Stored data
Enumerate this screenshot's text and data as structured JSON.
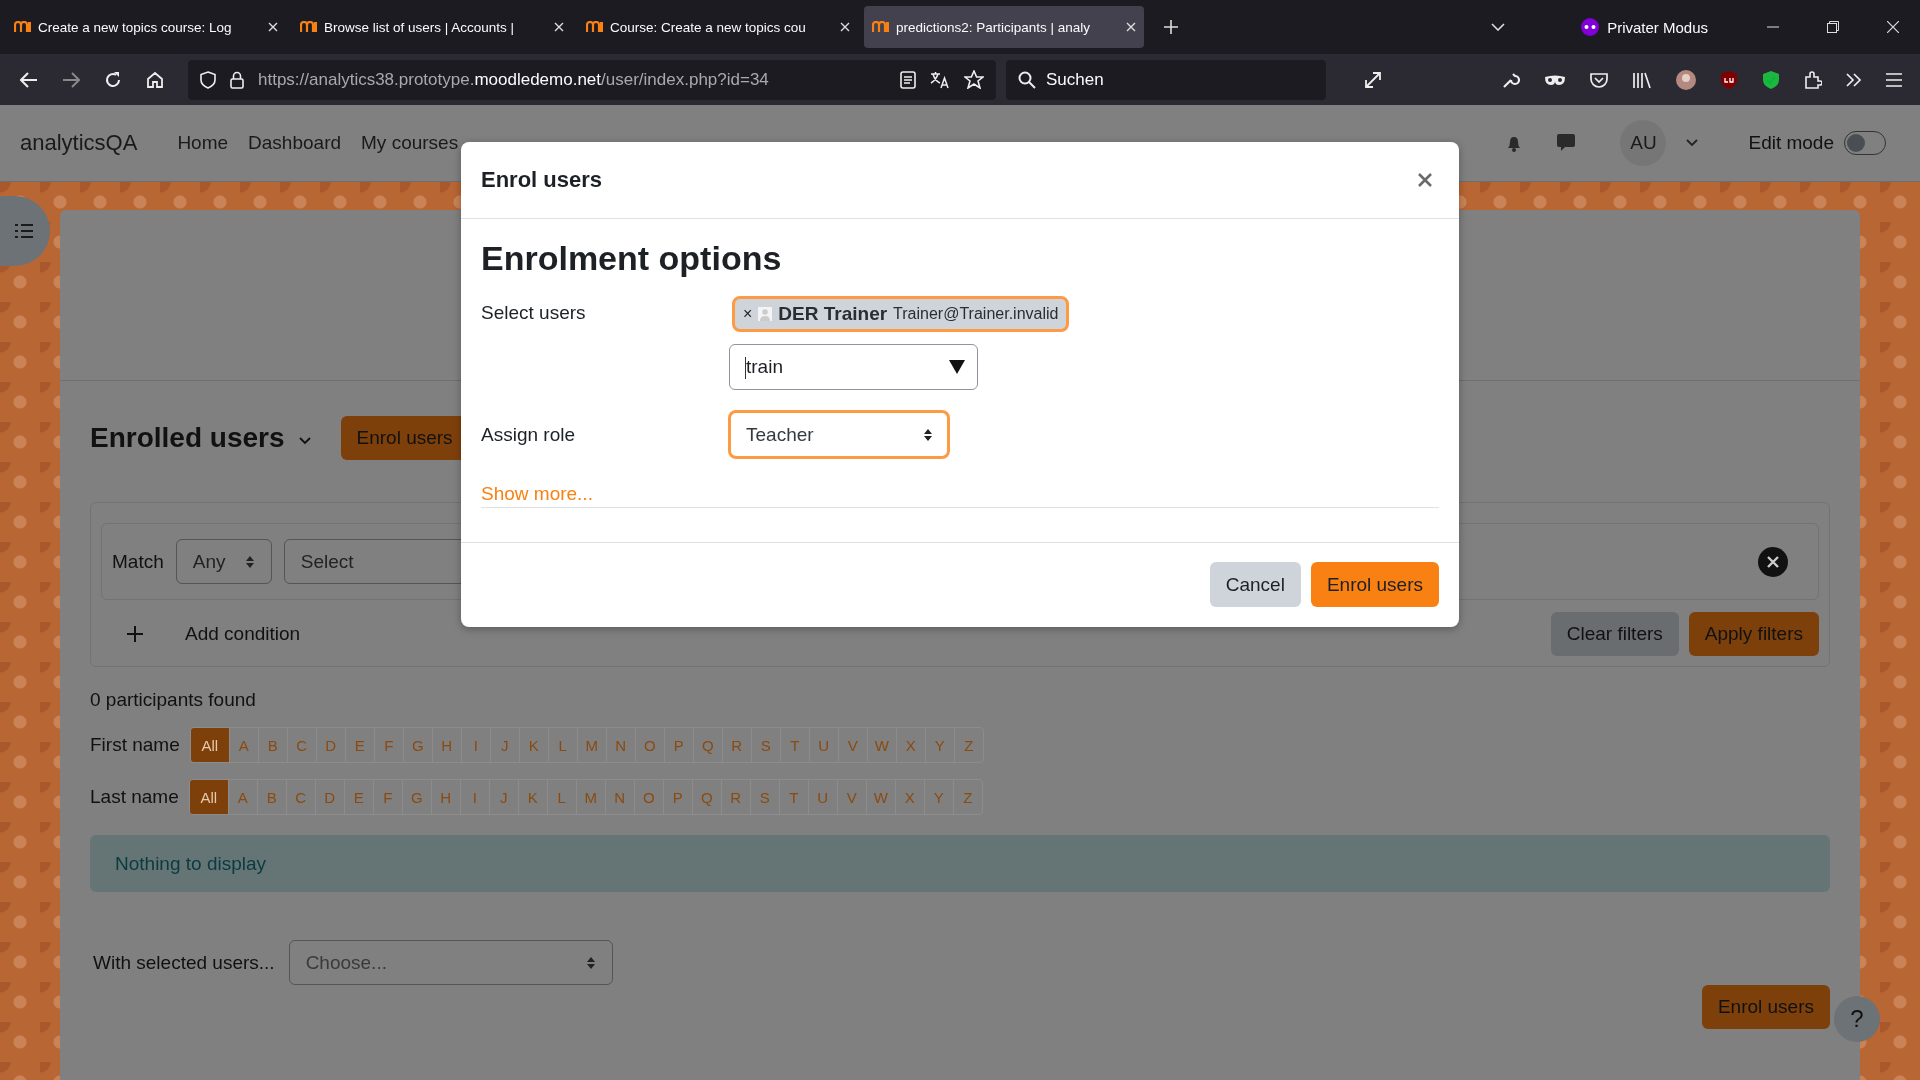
{
  "browser": {
    "tabs": [
      {
        "title": "Create a new topics course: Log",
        "selected": false
      },
      {
        "title": "Browse list of users | Accounts |",
        "selected": false
      },
      {
        "title": "Course: Create a new topics cou",
        "selected": false
      },
      {
        "title": "predictions2: Participants | analy",
        "selected": true
      }
    ],
    "private_mode": "Privater Modus",
    "url": {
      "prefix": "https://analytics38.prototype.",
      "domain": "moodledemo.net",
      "path": "/user/index.php?id=34"
    },
    "search": {
      "placeholder": "Suchen"
    }
  },
  "site": {
    "brand": "analyticsQA",
    "nav": [
      "Home",
      "Dashboard",
      "My courses"
    ],
    "avatar": "AU",
    "edit_mode": {
      "label": "Edit mode",
      "on": false
    }
  },
  "page": {
    "heading": "Enrolled users",
    "enrol_button": "Enrol users",
    "filter": {
      "match_label": "Match",
      "match_value": "Any",
      "select_placeholder": "Select",
      "add_condition": "Add condition",
      "clear": "Clear filters",
      "apply": "Apply filters"
    },
    "count": "0 participants found",
    "initials": [
      {
        "label": "First name",
        "letters": [
          {
            "text": "All",
            "selected": true
          },
          {
            "text": "A",
            "selected": false
          },
          {
            "text": "B",
            "selected": false
          },
          {
            "text": "C",
            "selected": false
          },
          {
            "text": "D",
            "selected": false
          },
          {
            "text": "E",
            "selected": false
          },
          {
            "text": "F",
            "selected": false
          },
          {
            "text": "G",
            "selected": false
          },
          {
            "text": "H",
            "selected": false
          },
          {
            "text": "I",
            "selected": false
          },
          {
            "text": "J",
            "selected": false
          },
          {
            "text": "K",
            "selected": false
          },
          {
            "text": "L",
            "selected": false
          },
          {
            "text": "M",
            "selected": false
          },
          {
            "text": "N",
            "selected": false
          },
          {
            "text": "O",
            "selected": false
          },
          {
            "text": "P",
            "selected": false
          },
          {
            "text": "Q",
            "selected": false
          },
          {
            "text": "R",
            "selected": false
          },
          {
            "text": "S",
            "selected": false
          },
          {
            "text": "T",
            "selected": false
          },
          {
            "text": "U",
            "selected": false
          },
          {
            "text": "V",
            "selected": false
          },
          {
            "text": "W",
            "selected": false
          },
          {
            "text": "X",
            "selected": false
          },
          {
            "text": "Y",
            "selected": false
          },
          {
            "text": "Z",
            "selected": false
          }
        ]
      },
      {
        "label": "Last name",
        "letters": [
          {
            "text": "All",
            "selected": true
          },
          {
            "text": "A",
            "selected": false
          },
          {
            "text": "B",
            "selected": false
          },
          {
            "text": "C",
            "selected": false
          },
          {
            "text": "D",
            "selected": false
          },
          {
            "text": "E",
            "selected": false
          },
          {
            "text": "F",
            "selected": false
          },
          {
            "text": "G",
            "selected": false
          },
          {
            "text": "H",
            "selected": false
          },
          {
            "text": "I",
            "selected": false
          },
          {
            "text": "J",
            "selected": false
          },
          {
            "text": "K",
            "selected": false
          },
          {
            "text": "L",
            "selected": false
          },
          {
            "text": "M",
            "selected": false
          },
          {
            "text": "N",
            "selected": false
          },
          {
            "text": "O",
            "selected": false
          },
          {
            "text": "P",
            "selected": false
          },
          {
            "text": "Q",
            "selected": false
          },
          {
            "text": "R",
            "selected": false
          },
          {
            "text": "S",
            "selected": false
          },
          {
            "text": "T",
            "selected": false
          },
          {
            "text": "U",
            "selected": false
          },
          {
            "text": "V",
            "selected": false
          },
          {
            "text": "W",
            "selected": false
          },
          {
            "text": "X",
            "selected": false
          },
          {
            "text": "Y",
            "selected": false
          },
          {
            "text": "Z",
            "selected": false
          }
        ]
      }
    ],
    "empty_message": "Nothing to display",
    "bulk_label": "With selected users...",
    "bulk_placeholder": "Choose...",
    "bottom_enrol_button": "Enrol users",
    "help": "?"
  },
  "modal": {
    "title": "Enrol users",
    "heading": "Enrolment options",
    "select_users_label": "Select users",
    "selected_user": {
      "remove": "×",
      "name": "DER Trainer",
      "email": "Trainer@Trainer.invalid"
    },
    "search_value": "train",
    "role_label": "Assign role",
    "role_value": "Teacher",
    "show_more": "Show more...",
    "cancel": "Cancel",
    "submit": "Enrol users"
  }
}
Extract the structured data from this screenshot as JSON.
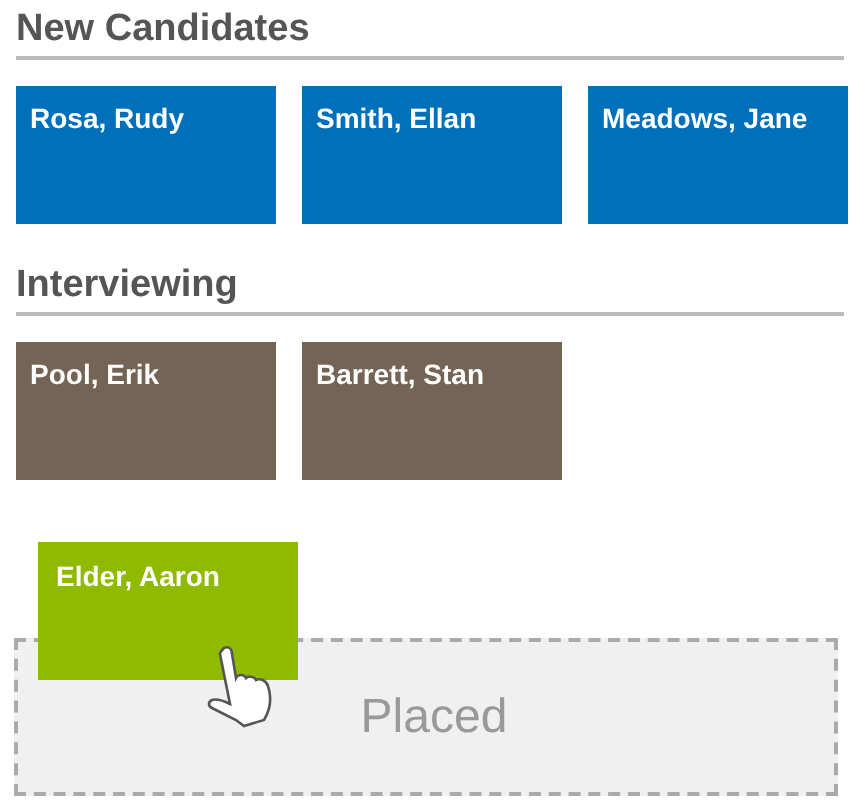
{
  "sections": [
    {
      "title": "New Candidates",
      "cards": [
        {
          "name": "Rosa, Rudy",
          "color": "#0070ba"
        },
        {
          "name": "Smith, Ellan",
          "color": "#0070ba"
        },
        {
          "name": "Meadows, Jane",
          "color": "#0070ba"
        }
      ]
    },
    {
      "title": "Interviewing",
      "cards": [
        {
          "name": "Pool, Erik",
          "color": "#746455"
        },
        {
          "name": "Barrett, Stan",
          "color": "#746455"
        }
      ]
    }
  ],
  "drop_zone": {
    "label": "Placed"
  },
  "dragged_card": {
    "name": "Elder, Aaron",
    "color": "#8fba00"
  }
}
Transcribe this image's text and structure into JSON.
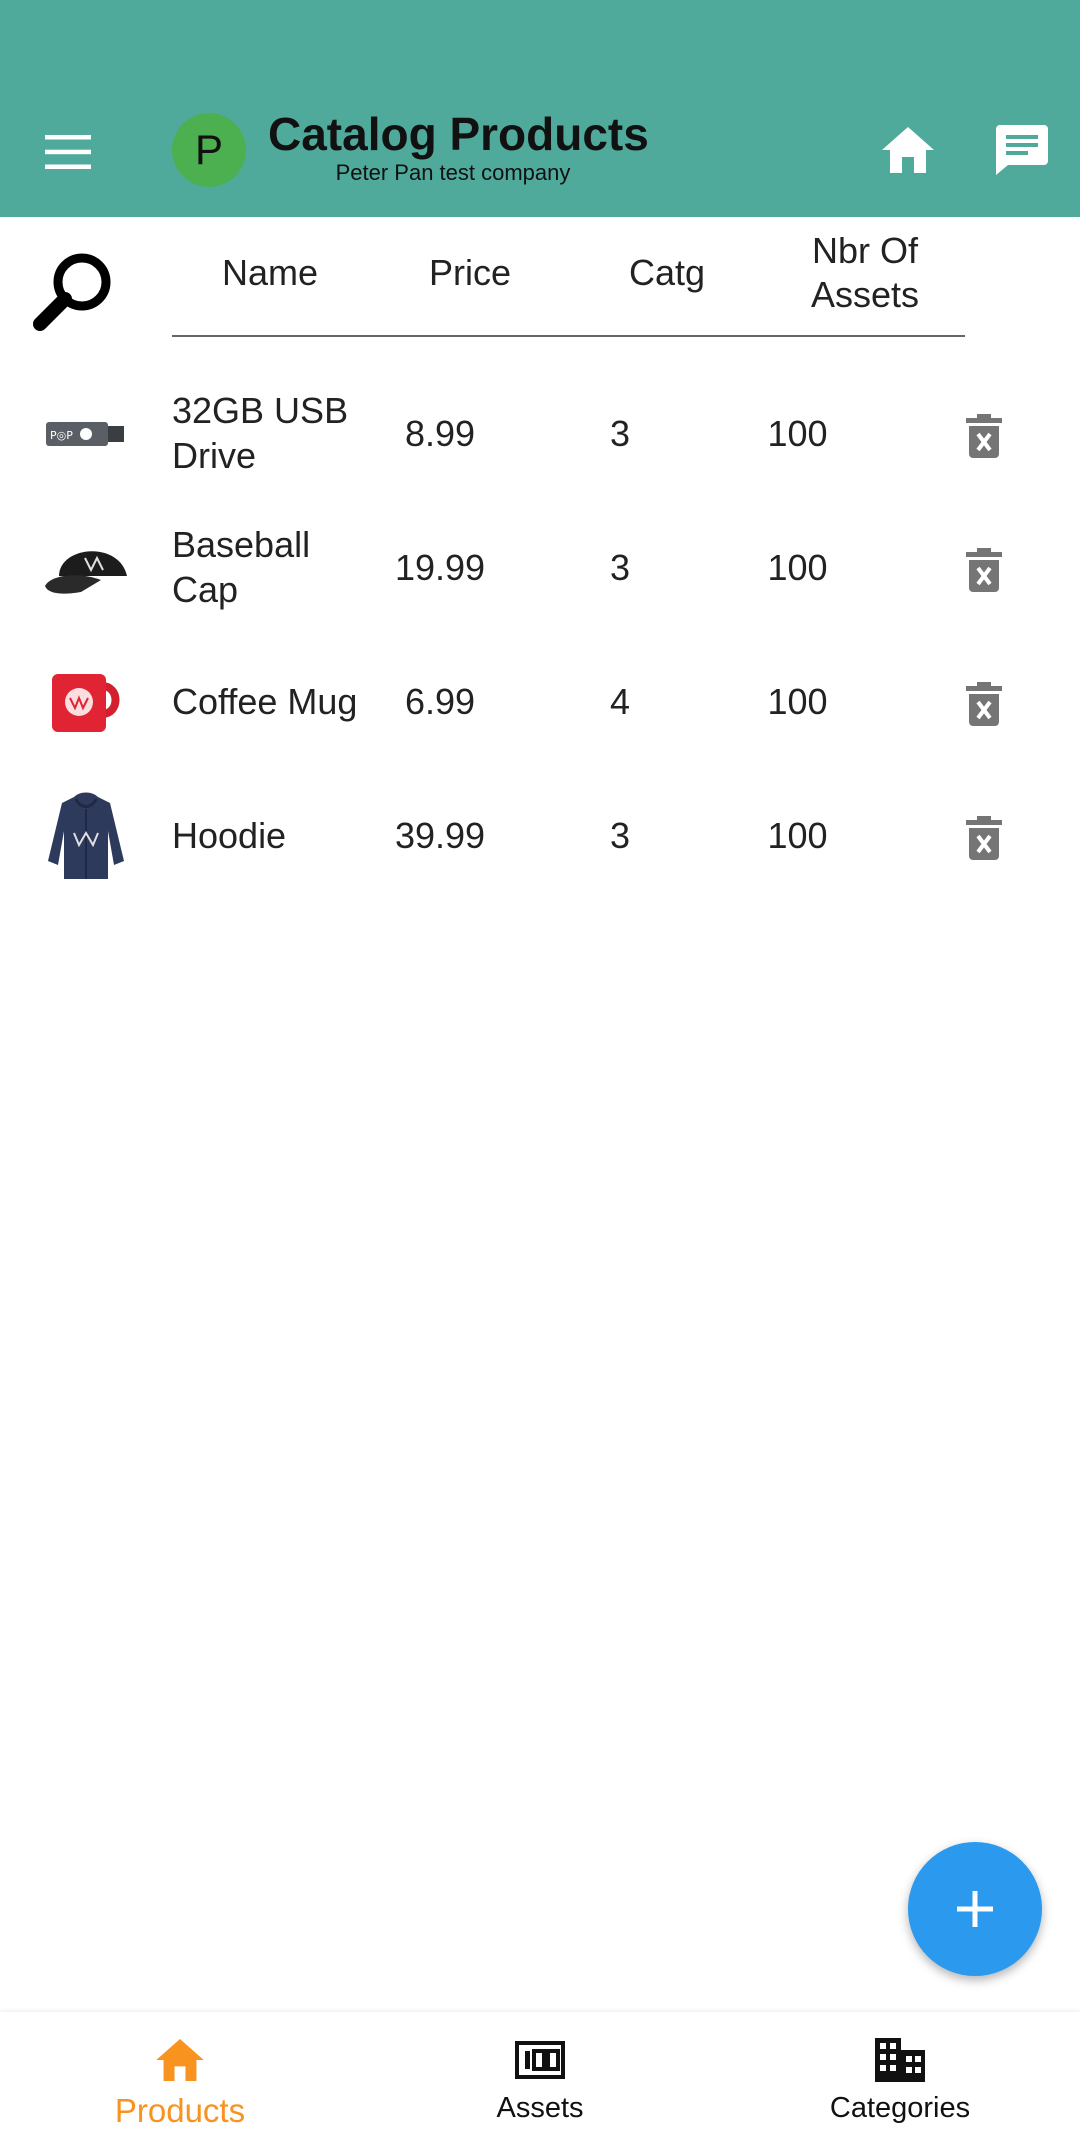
{
  "appbar": {
    "avatar_letter": "P",
    "title": "Catalog Products",
    "subtitle": "Peter Pan test company"
  },
  "table": {
    "headers": {
      "name": "Name",
      "price": "Price",
      "catg": "Catg",
      "assets_line1": "Nbr Of",
      "assets_line2": "Assets"
    },
    "rows": [
      {
        "thumb_icon": "usb-drive-icon",
        "name": "32GB USB Drive",
        "price": "8.99",
        "catg": "3",
        "assets": "100"
      },
      {
        "thumb_icon": "baseball-cap-icon",
        "name": "Baseball Cap",
        "price": "19.99",
        "catg": "3",
        "assets": "100"
      },
      {
        "thumb_icon": "coffee-mug-icon",
        "name": "Coffee Mug",
        "price": "6.99",
        "catg": "4",
        "assets": "100"
      },
      {
        "thumb_icon": "hoodie-icon",
        "name": "Hoodie",
        "price": "39.99",
        "catg": "3",
        "assets": "100"
      }
    ]
  },
  "bottom_nav": {
    "items": [
      {
        "label": "Products",
        "icon": "home-icon",
        "active": true
      },
      {
        "label": "Assets",
        "icon": "assets-icon",
        "active": false
      },
      {
        "label": "Categories",
        "icon": "building-icon",
        "active": false
      }
    ]
  },
  "colors": {
    "appbar": "#4faa9b",
    "fab": "#2b99ee",
    "active_nav": "#f7931e",
    "avatar": "#4caf50"
  }
}
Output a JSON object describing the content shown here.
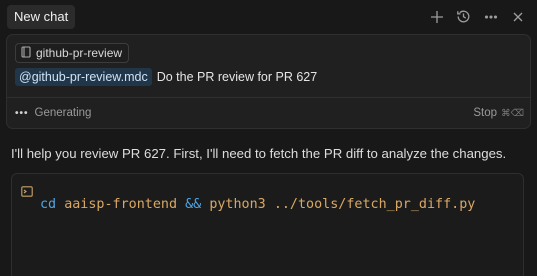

Directions: The records above need to be restated word for word, with the pictures left out.

Result for this exercise:
Enumerate this screenshot's text and data as structured JSON.
{
  "browser": {
    "tabs": [
      {
        "title": "Create a new topics course: Log",
        "selected": false
      },
      {
        "title": "Browse list of users | Accounts |",
        "selected": false
      },
      {
        "title": "Course: Create a new topics cou",
        "selected": false
      },
      {
        "title": "predictions2: Participants | analy",
        "selected": true
      }
    ],
    "private_mode": "Privater Modus",
    "url": {
      "prefix": "https://analytics38.prototype.",
      "domain": "moodledemo.net",
      "path": "/user/index.php?id=34"
    },
    "search": {
      "placeholder": "Suchen"
    }
  },
  "site": {
    "brand": "analyticsQA",
    "nav": [
      "Home",
      "Dashboard",
      "My courses"
    ],
    "avatar": "AU",
    "edit_mode": {
      "label": "Edit mode",
      "on": false
    }
  },
  "page": {
    "heading": "Enrolled users",
    "enrol_button": "Enrol users",
    "filter": {
      "match_label": "Match",
      "match_value": "Any",
      "select_placeholder": "Select",
      "add_condition": "Add condition",
      "clear": "Clear filters",
      "apply": "Apply filters"
    },
    "count": "0 participants found",
    "initials": [
      {
        "label": "First name",
        "letters": [
          {
            "text": "All",
            "selected": true
          },
          {
            "text": "A",
            "selected": false
          },
          {
            "text": "B",
            "selected": false
          },
          {
            "text": "C",
            "selected": false
          },
          {
            "text": "D",
            "selected": false
          },
          {
            "text": "E",
            "selected": false
          },
          {
            "text": "F",
            "selected": false
          },
          {
            "text": "G",
            "selected": false
          },
          {
            "text": "H",
            "selected": false
          },
          {
            "text": "I",
            "selected": false
          },
          {
            "text": "J",
            "selected": false
          },
          {
            "text": "K",
            "selected": false
          },
          {
            "text": "L",
            "selected": false
          },
          {
            "text": "M",
            "selected": false
          },
          {
            "text": "N",
            "selected": false
          },
          {
            "text": "O",
            "selected": false
          },
          {
            "text": "P",
            "selected": false
          },
          {
            "text": "Q",
            "selected": false
          },
          {
            "text": "R",
            "selected": false
          },
          {
            "text": "S",
            "selected": false
          },
          {
            "text": "T",
            "selected": false
          },
          {
            "text": "U",
            "selected": false
          },
          {
            "text": "V",
            "selected": false
          },
          {
            "text": "W",
            "selected": false
          },
          {
            "text": "X",
            "selected": false
          },
          {
            "text": "Y",
            "selected": false
          },
          {
            "text": "Z",
            "selected": false
          }
        ]
      },
      {
        "label": "Last name",
        "letters": [
          {
            "text": "All",
            "selected": true
          },
          {
            "text": "A",
            "selected": false
          },
          {
            "text": "B",
            "selected": false
          },
          {
            "text": "C",
            "selected": false
          },
          {
            "text": "D",
            "selected": false
          },
          {
            "text": "E",
            "selected": false
          },
          {
            "text": "F",
            "selected": false
          },
          {
            "text": "G",
            "selected": false
          },
          {
            "text": "H",
            "selected": false
          },
          {
            "text": "I",
            "selected": false
          },
          {
            "text": "J",
            "selected": false
          },
          {
            "text": "K",
            "selected": false
          },
          {
            "text": "L",
            "selected": false
          },
          {
            "text": "M",
            "selected": false
          },
          {
            "text": "N",
            "selected": false
          },
          {
            "text": "O",
            "selected": false
          },
          {
            "text": "P",
            "selected": false
          },
          {
            "text": "Q",
            "selected": false
          },
          {
            "text": "R",
            "selected": false
          },
          {
            "text": "S",
            "selected": false
          },
          {
            "text": "T",
            "selected": false
          },
          {
            "text": "U",
            "selected": false
          },
          {
            "text": "V",
            "selected": false
          },
          {
            "text": "W",
            "selected": false
          },
          {
            "text": "X",
            "selected": false
          },
          {
            "text": "Y",
            "selected": false
          },
          {
            "text": "Z",
            "selected": false
          }
        ]
      }
    ],
    "empty_message": "Nothing to display",
    "bulk_label": "With selected users...",
    "bulk_placeholder": "Choose...",
    "bottom_enrol_button": "Enrol users",
    "help": "?"
  },
  "modal": {
    "title": "Enrol users",
    "heading": "Enrolment options",
    "select_users_label": "Select users",
    "selected_user": {
      "remove": "×",
      "name": "DER Trainer",
      "email": "Trainer@Trainer.invalid"
    },
    "search_value": "train",
    "role_label": "Assign role",
    "role_value": "Teacher",
    "show_more": "Show more...",
    "cancel": "Cancel",
    "submit": "Enrol users"
  }
}
Extract the structured data from this screenshot as JSON.
{
  "sections": [
    {
      "title": "New Candidates",
      "cards": [
        {
          "name": "Rosa, Rudy",
          "color": "#0070ba"
        },
        {
          "name": "Smith, Ellan",
          "color": "#0070ba"
        },
        {
          "name": "Meadows, Jane",
          "color": "#0070ba"
        }
      ]
    },
    {
      "title": "Interviewing",
      "cards": [
        {
          "name": "Pool, Erik",
          "color": "#746455"
        },
        {
          "name": "Barrett, Stan",
          "color": "#746455"
        }
      ]
    }
  ],
  "drop_zone": {
    "label": "Placed"
  },
  "dragged_card": {
    "name": "Elder, Aaron",
    "color": "#8fba00"
  }
}
Transcribe this image's text and structure into JSON.
{
  "appbar": {
    "avatar_letter": "P",
    "title": "Catalog Products",
    "subtitle": "Peter Pan test company"
  },
  "table": {
    "headers": {
      "name": "Name",
      "price": "Price",
      "catg": "Catg",
      "assets_line1": "Nbr Of",
      "assets_line2": "Assets"
    },
    "rows": [
      {
        "thumb_icon": "usb-drive-icon",
        "name": "32GB USB Drive",
        "price": "8.99",
        "catg": "3",
        "assets": "100"
      },
      {
        "thumb_icon": "baseball-cap-icon",
        "name": "Baseball Cap",
        "price": "19.99",
        "catg": "3",
        "assets": "100"
      },
      {
        "thumb_icon": "coffee-mug-icon",
        "name": "Coffee Mug",
        "price": "6.99",
        "catg": "4",
        "assets": "100"
      },
      {
        "thumb_icon": "hoodie-icon",
        "name": "Hoodie",
        "price": "39.99",
        "catg": "3",
        "assets": "100"
      }
    ]
  },
  "bottom_nav": {
    "items": [
      {
        "label": "Products",
        "icon": "home-icon",
        "active": true
      },
      {
        "label": "Assets",
        "icon": "assets-icon",
        "active": false
      },
      {
        "label": "Categories",
        "icon": "building-icon",
        "active": false
      }
    ]
  },
  "colors": {
    "appbar": "#4faa9b",
    "fab": "#2b99ee",
    "active_nav": "#f7931e",
    "avatar": "#4caf50"
  }
}
Output a JSON object describing the content shown here.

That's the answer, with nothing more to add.